● **Exercise brief**:
An exact reproduction of the records is required, with all images left out.

-- start Given records --

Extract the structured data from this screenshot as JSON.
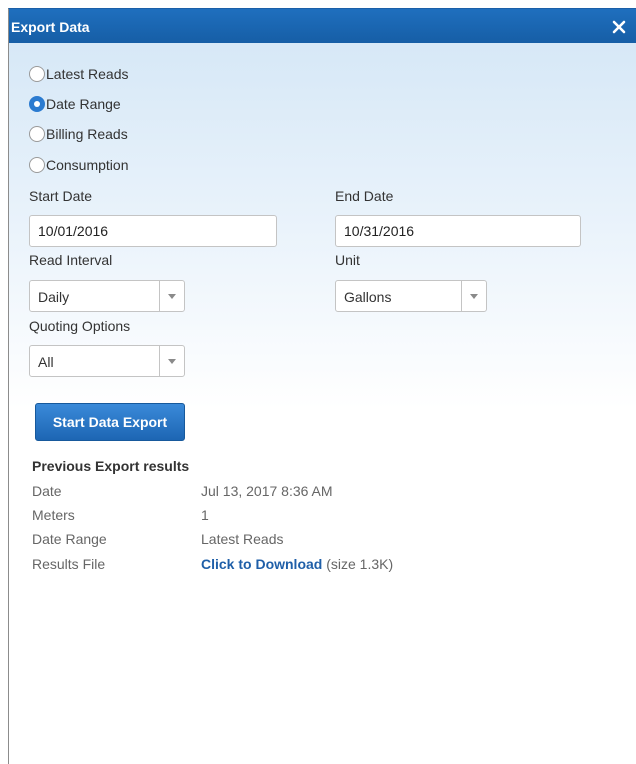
{
  "dialog": {
    "title": "Export Data",
    "close_label": "×"
  },
  "export_type": {
    "options": [
      {
        "label": "Latest Reads",
        "checked": false
      },
      {
        "label": "Date Range",
        "checked": true
      },
      {
        "label": "Billing Reads",
        "checked": false
      },
      {
        "label": "Consumption",
        "checked": false
      }
    ]
  },
  "form": {
    "start_date_label": "Start Date",
    "start_date_value": "10/01/2016",
    "end_date_label": "End Date",
    "end_date_value": "10/31/2016",
    "read_interval_label": "Read Interval",
    "read_interval_value": "Daily",
    "unit_label": "Unit",
    "unit_value": "Gallons",
    "quoting_label": "Quoting Options",
    "quoting_value": "All"
  },
  "actions": {
    "start_export_label": "Start Data Export"
  },
  "previous_results": {
    "heading": "Previous Export results",
    "rows": [
      {
        "label": "Date",
        "value": "Jul 13, 2017 8:36 AM"
      },
      {
        "label": "Meters",
        "value": "1"
      },
      {
        "label": "Date Range",
        "value": "Latest Reads"
      }
    ],
    "results_file_label": "Results File",
    "download_link_text": "Click to Download",
    "download_size_text": "(size 1.3K)"
  },
  "colors": {
    "titlebar": "#1f6fbe",
    "accent": "#2b7bd0",
    "link": "#1f5fa8"
  }
}
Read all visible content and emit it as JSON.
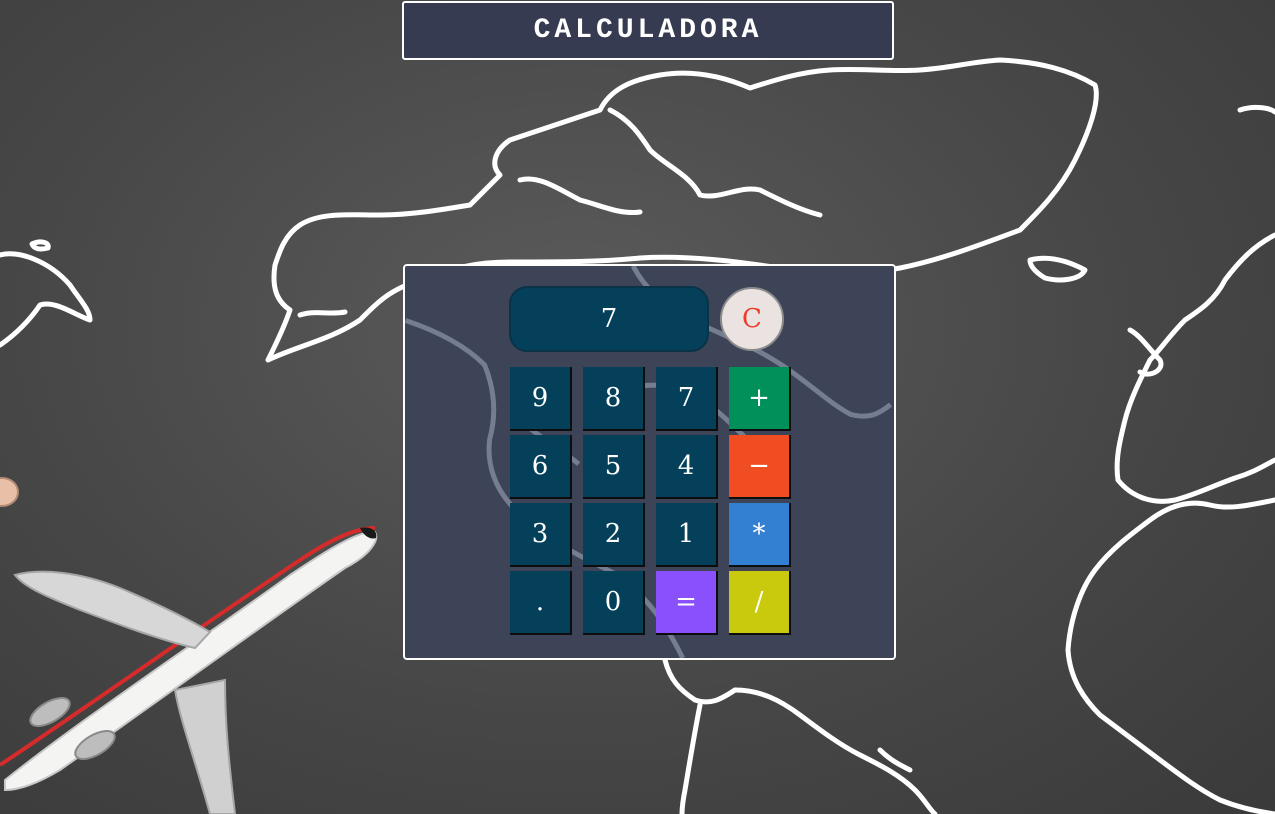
{
  "header": {
    "title": "CALCULADORA"
  },
  "calculator": {
    "display_value": "7",
    "clear_label": "C",
    "keys": {
      "k9": "9",
      "k8": "8",
      "k7": "7",
      "plus": "+",
      "k6": "6",
      "k5": "5",
      "k4": "4",
      "minus": "−",
      "k3": "3",
      "k2": "2",
      "k1": "1",
      "multiply": "*",
      "dot": ".",
      "k0": "0",
      "equals": "=",
      "divide": "/"
    }
  },
  "colors": {
    "number_key": "#04405a",
    "plus_key": "#00915a",
    "minus_key": "#f04d22",
    "multiply_key": "#3380d2",
    "equals_key": "#8950fc",
    "divide_key": "#c9c90d",
    "clear_key": "#ebe3e1",
    "clear_text": "#ee3b2b"
  },
  "background": {
    "image": "chalkboard-world-map-with-airplane"
  }
}
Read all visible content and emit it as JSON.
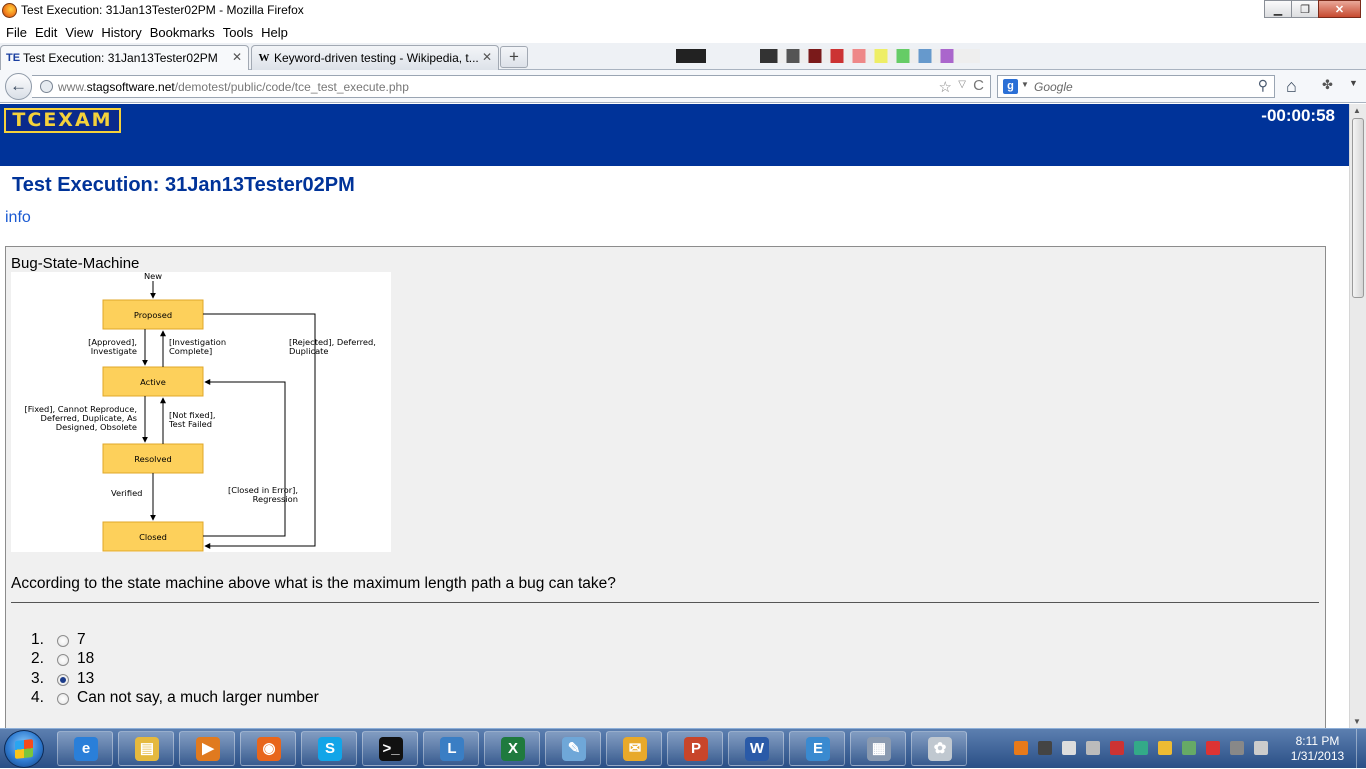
{
  "window": {
    "title": "Test Execution: 31Jan13Tester02PM - Mozilla Firefox",
    "minimize": "▁",
    "maximize": "❐",
    "close": "✕"
  },
  "menu": [
    "File",
    "Edit",
    "View",
    "History",
    "Bookmarks",
    "Tools",
    "Help"
  ],
  "tabs": [
    {
      "favicon": "TE",
      "label": "Test Execution: 31Jan13Tester02PM",
      "close": "✕"
    },
    {
      "favicon": "W",
      "label": "Keyword-driven testing - Wikipedia, t...",
      "close": "✕"
    }
  ],
  "new_tab": "+",
  "nav": {
    "back": "←",
    "url_prefix": "www.",
    "url_host": "stagsoftware.net",
    "url_path": "/demotest/public/code/tce_test_execute.php",
    "star": "☆",
    "dropdown": "▽",
    "reload": "C",
    "search_engine": "g",
    "search_placeholder": "Google",
    "search_icon": "⚲",
    "home": "⌂",
    "addon": "✤",
    "menu": "▼"
  },
  "page": {
    "logo": "TCEXAM",
    "timer": "-00:00:58",
    "title": "Test Execution: 31Jan13Tester02PM",
    "info_link": "info",
    "question_heading": "Bug-State-Machine",
    "question_text": "According to the state machine above what is the maximum length path a bug can take?",
    "answers": [
      {
        "num": "1.",
        "label": "7",
        "selected": false
      },
      {
        "num": "2.",
        "label": "18",
        "selected": false
      },
      {
        "num": "3.",
        "label": "13",
        "selected": true
      },
      {
        "num": "4.",
        "label": "Can not say, a much larger number",
        "selected": false
      }
    ]
  },
  "diagram": {
    "states": [
      "Proposed",
      "Active",
      "Resolved",
      "Closed"
    ],
    "labels": {
      "new": "New",
      "approved": [
        "[Approved],",
        "Investigate"
      ],
      "investigation": [
        "[Investigation",
        "Complete]"
      ],
      "rejected": [
        "[Rejected], Deferred,",
        "Duplicate"
      ],
      "fixed": [
        "[Fixed], Cannot Reproduce,",
        "Deferred, Duplicate, As",
        "Designed, Obsolete"
      ],
      "notfixed": [
        "[Not fixed],",
        "Test Failed"
      ],
      "verified": "Verified",
      "closed_error": [
        "[Closed in Error],",
        "Regression"
      ]
    },
    "box_color": "#fdd05b",
    "box_border": "#e0a72a"
  },
  "taskbar": {
    "apps": [
      {
        "name": "internet-explorer",
        "glyph": "e",
        "color": "#2a7fd9"
      },
      {
        "name": "file-explorer",
        "glyph": "▤",
        "color": "#e5b93e"
      },
      {
        "name": "media-player",
        "glyph": "▶",
        "color": "#e07a1f"
      },
      {
        "name": "firefox",
        "glyph": "◉",
        "color": "#e8661c"
      },
      {
        "name": "skype",
        "glyph": "S",
        "color": "#12a5e8"
      },
      {
        "name": "command-prompt",
        "glyph": ">_",
        "color": "#111111"
      },
      {
        "name": "lync",
        "glyph": "L",
        "color": "#3a7ec4"
      },
      {
        "name": "excel",
        "glyph": "X",
        "color": "#1f7a3e"
      },
      {
        "name": "notepad",
        "glyph": "✎",
        "color": "#6fa7d8"
      },
      {
        "name": "outlook",
        "glyph": "✉",
        "color": "#e8a92a"
      },
      {
        "name": "powerpoint",
        "glyph": "P",
        "color": "#c8452a"
      },
      {
        "name": "word",
        "glyph": "W",
        "color": "#2a5aa8"
      },
      {
        "name": "editor",
        "glyph": "E",
        "color": "#3a8ad0"
      },
      {
        "name": "calculator",
        "glyph": "▦",
        "color": "#8a9ab0"
      },
      {
        "name": "paint",
        "glyph": "✿",
        "color": "#c0c8d0"
      }
    ],
    "clock_time": "8:11 PM",
    "clock_date": "1/31/2013"
  }
}
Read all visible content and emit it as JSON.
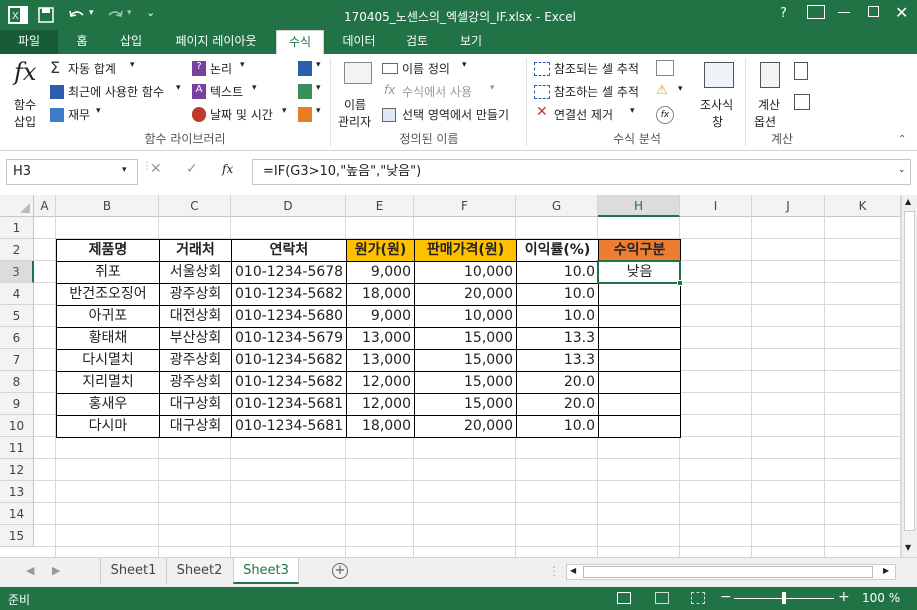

-- end Given records --

● **Solution for this exercise**:
Extract the structured data from this screenshot as JSON.
{
  "dialog": {
    "title": "Export Data",
    "close_label": "×"
  },
  "export_type": {
    "options": [
      {
        "label": "Latest Reads",
        "checked": false
      },
      {
        "label": "Date Range",
        "checked": true
      },
      {
        "label": "Billing Reads",
        "checked": false
      },
      {
        "label": "Consumption",
        "checked": false
      }
    ]
  },
  "form": {
    "start_date_label": "Start Date",
    "start_date_value": "10/01/2016",
    "end_date_label": "End Date",
    "end_date_value": "10/31/2016",
    "read_interval_label": "Read Interval",
    "read_interval_value": "Daily",
    "unit_label": "Unit",
    "unit_value": "Gallons",
    "quoting_label": "Quoting Options",
    "quoting_value": "All"
  },
  "actions": {
    "start_export_label": "Start Data Export"
  },
  "previous_results": {
    "heading": "Previous Export results",
    "rows": [
      {
        "label": "Date",
        "value": "Jul 13, 2017 8:36 AM"
      },
      {
        "label": "Meters",
        "value": "1"
      },
      {
        "label": "Date Range",
        "value": "Latest Reads"
      }
    ],
    "results_file_label": "Results File",
    "download_link_text": "Click to Download",
    "download_size_text": "(size 1.3K)"
  },
  "colors": {
    "titlebar": "#1f6fbe",
    "accent": "#2b7bd0",
    "link": "#1f5fa8"
  }
}
Read all visible content and emit it as JSON.
{
  "header": {
    "title": "CALCULADORA"
  },
  "calculator": {
    "display_value": "7",
    "clear_label": "C",
    "keys": {
      "k9": "9",
      "k8": "8",
      "k7": "7",
      "plus": "+",
      "k6": "6",
      "k5": "5",
      "k4": "4",
      "minus": "−",
      "k3": "3",
      "k2": "2",
      "k1": "1",
      "multiply": "*",
      "dot": ".",
      "k0": "0",
      "equals": "=",
      "divide": "/"
    }
  },
  "colors": {
    "number_key": "#04405a",
    "plus_key": "#00915a",
    "minus_key": "#f04d22",
    "multiply_key": "#3380d2",
    "equals_key": "#8950fc",
    "divide_key": "#c9c90d",
    "clear_key": "#ebe3e1",
    "clear_text": "#ee3b2b"
  },
  "background": {
    "image": "chalkboard-world-map-with-airplane"
  }
}
Read all visible content and emit it as JSON.
{
  "window": {
    "title": "Test Execution: 31Jan13Tester02PM - Mozilla Firefox",
    "minimize": "▁",
    "maximize": "❐",
    "close": "✕"
  },
  "menu": [
    "File",
    "Edit",
    "View",
    "History",
    "Bookmarks",
    "Tools",
    "Help"
  ],
  "tabs": [
    {
      "favicon": "TE",
      "label": "Test Execution: 31Jan13Tester02PM",
      "close": "✕"
    },
    {
      "favicon": "W",
      "label": "Keyword-driven testing - Wikipedia, t...",
      "close": "✕"
    }
  ],
  "new_tab": "+",
  "nav": {
    "back": "←",
    "url_prefix": "www.",
    "url_host": "stagsoftware.net",
    "url_path": "/demotest/public/code/tce_test_execute.php",
    "star": "☆",
    "dropdown": "▽",
    "reload": "C",
    "search_engine": "g",
    "search_placeholder": "Google",
    "search_icon": "⚲",
    "home": "⌂",
    "addon": "✤",
    "menu": "▼"
  },
  "page": {
    "logo": "TCEXAM",
    "timer": "-00:00:58",
    "title": "Test Execution: 31Jan13Tester02PM",
    "info_link": "info",
    "question_heading": "Bug-State-Machine",
    "question_text": "According to the state machine above what is the maximum length path a bug can take?",
    "answers": [
      {
        "num": "1.",
        "label": "7",
        "selected": false
      },
      {
        "num": "2.",
        "label": "18",
        "selected": false
      },
      {
        "num": "3.",
        "label": "13",
        "selected": true
      },
      {
        "num": "4.",
        "label": "Can not say, a much larger number",
        "selected": false
      }
    ]
  },
  "diagram": {
    "states": [
      "Proposed",
      "Active",
      "Resolved",
      "Closed"
    ],
    "labels": {
      "new": "New",
      "approved": [
        "[Approved],",
        "Investigate"
      ],
      "investigation": [
        "[Investigation",
        "Complete]"
      ],
      "rejected": [
        "[Rejected], Deferred,",
        "Duplicate"
      ],
      "fixed": [
        "[Fixed], Cannot Reproduce,",
        "Deferred, Duplicate, As",
        "Designed, Obsolete"
      ],
      "notfixed": [
        "[Not fixed],",
        "Test Failed"
      ],
      "verified": "Verified",
      "closed_error": [
        "[Closed in Error],",
        "Regression"
      ]
    },
    "box_color": "#fdd05b",
    "box_border": "#e0a72a"
  },
  "taskbar": {
    "apps": [
      {
        "name": "internet-explorer",
        "glyph": "e",
        "color": "#2a7fd9"
      },
      {
        "name": "file-explorer",
        "glyph": "▤",
        "color": "#e5b93e"
      },
      {
        "name": "media-player",
        "glyph": "▶",
        "color": "#e07a1f"
      },
      {
        "name": "firefox",
        "glyph": "◉",
        "color": "#e8661c"
      },
      {
        "name": "skype",
        "glyph": "S",
        "color": "#12a5e8"
      },
      {
        "name": "command-prompt",
        "glyph": ">_",
        "color": "#111111"
      },
      {
        "name": "lync",
        "glyph": "L",
        "color": "#3a7ec4"
      },
      {
        "name": "excel",
        "glyph": "X",
        "color": "#1f7a3e"
      },
      {
        "name": "notepad",
        "glyph": "✎",
        "color": "#6fa7d8"
      },
      {
        "name": "outlook",
        "glyph": "✉",
        "color": "#e8a92a"
      },
      {
        "name": "powerpoint",
        "glyph": "P",
        "color": "#c8452a"
      },
      {
        "name": "word",
        "glyph": "W",
        "color": "#2a5aa8"
      },
      {
        "name": "editor",
        "glyph": "E",
        "color": "#3a8ad0"
      },
      {
        "name": "calculator",
        "glyph": "▦",
        "color": "#8a9ab0"
      },
      {
        "name": "paint",
        "glyph": "✿",
        "color": "#c0c8d0"
      }
    ],
    "clock_time": "8:11 PM",
    "clock_date": "1/31/2013"
  }
}
Read all visible content and emit it as JSON.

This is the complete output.